## THE EXERCISE
Exactly reproduce the entries, dropping any pictures from your copy.

-- START PROVIDED DATA --

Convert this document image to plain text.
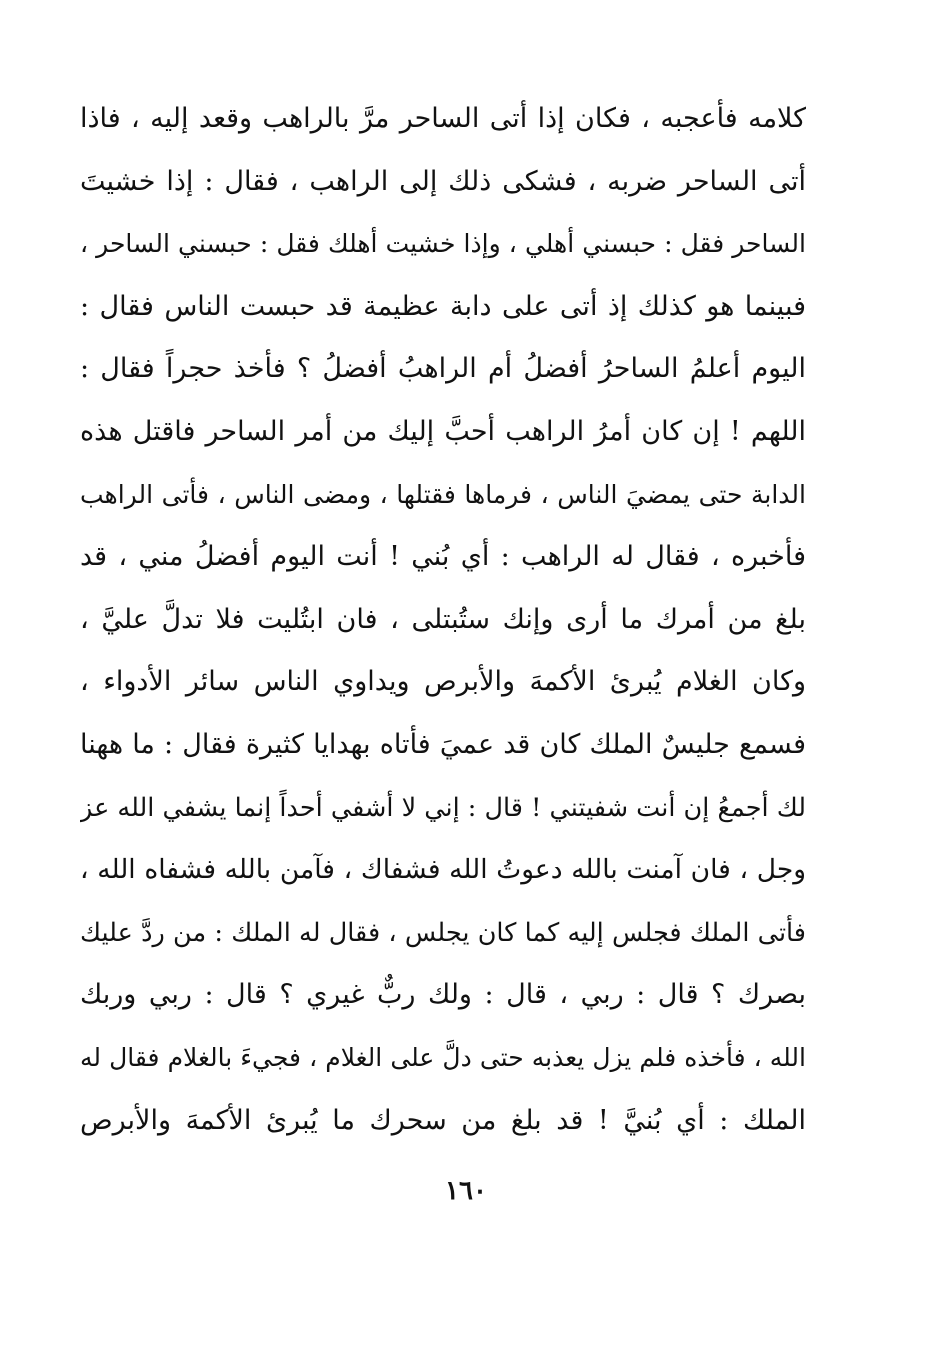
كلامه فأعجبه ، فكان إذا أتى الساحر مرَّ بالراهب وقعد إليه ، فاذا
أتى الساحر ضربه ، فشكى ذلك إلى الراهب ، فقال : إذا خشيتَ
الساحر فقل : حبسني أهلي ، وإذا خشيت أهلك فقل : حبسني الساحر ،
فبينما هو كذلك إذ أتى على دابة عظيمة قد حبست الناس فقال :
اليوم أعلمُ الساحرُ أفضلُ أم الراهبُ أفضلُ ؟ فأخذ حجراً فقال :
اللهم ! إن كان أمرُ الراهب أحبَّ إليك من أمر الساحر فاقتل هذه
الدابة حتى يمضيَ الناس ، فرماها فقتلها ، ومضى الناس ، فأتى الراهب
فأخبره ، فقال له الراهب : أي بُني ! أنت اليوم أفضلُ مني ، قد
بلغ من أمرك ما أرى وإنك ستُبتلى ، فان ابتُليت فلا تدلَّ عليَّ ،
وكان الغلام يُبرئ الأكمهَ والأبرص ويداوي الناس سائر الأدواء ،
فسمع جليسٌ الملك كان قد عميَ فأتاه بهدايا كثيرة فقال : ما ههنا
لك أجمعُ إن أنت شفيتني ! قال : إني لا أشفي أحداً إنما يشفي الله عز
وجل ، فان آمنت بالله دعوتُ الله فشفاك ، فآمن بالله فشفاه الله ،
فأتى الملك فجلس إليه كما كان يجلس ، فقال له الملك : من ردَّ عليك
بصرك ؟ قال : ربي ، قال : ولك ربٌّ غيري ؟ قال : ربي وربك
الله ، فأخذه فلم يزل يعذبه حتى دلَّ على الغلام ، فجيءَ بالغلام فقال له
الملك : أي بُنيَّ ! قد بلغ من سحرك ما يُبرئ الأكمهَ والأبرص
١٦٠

-- END PROVIDED DATA --

## COMPLETE ANSWER
Convert this document image to plain text.
كلامه فأعجبه ، فكان إذا أتى الساحر مرَّ بالراهب وقعد إليه ، فاذا
أتى الساحر ضربه ، فشكى ذلك إلى الراهب ، فقال : إذا خشيتَ
الساحر فقل : حبسني أهلي ، وإذا خشيت أهلك فقل : حبسني الساحر ،
فبينما هو كذلك إذ أتى على دابة عظيمة قد حبست الناس فقال :
اليوم أعلمُ الساحرُ أفضلُ أم الراهبُ أفضلُ ؟ فأخذ حجراً فقال :
اللهم ! إن كان أمرُ الراهب أحبَّ إليك من أمر الساحر فاقتل هذه
الدابة حتى يمضيَ الناس ، فرماها فقتلها ، ومضى الناس ، فأتى الراهب
فأخبره ، فقال له الراهب : أي بُني ! أنت اليوم أفضلُ مني ، قد
بلغ من أمرك ما أرى وإنك ستُبتلى ، فان ابتُليت فلا تدلَّ عليَّ ،
وكان الغلام يُبرئ الأكمهَ والأبرص ويداوي الناس سائر الأدواء ،
فسمع جليسٌ الملك كان قد عميَ فأتاه بهدايا كثيرة فقال : ما ههنا
لك أجمعُ إن أنت شفيتني ! قال : إني لا أشفي أحداً إنما يشفي الله عز
وجل ، فان آمنت بالله دعوتُ الله فشفاك ، فآمن بالله فشفاه الله ،
فأتى الملك فجلس إليه كما كان يجلس ، فقال له الملك : من ردَّ عليك
بصرك ؟ قال : ربي ، قال : ولك ربٌّ غيري ؟ قال : ربي وربك
الله ، فأخذه فلم يزل يعذبه حتى دلَّ على الغلام ، فجيءَ بالغلام فقال له
الملك : أي بُنيَّ ! قد بلغ من سحرك ما يُبرئ الأكمهَ والأبرص
١٦٠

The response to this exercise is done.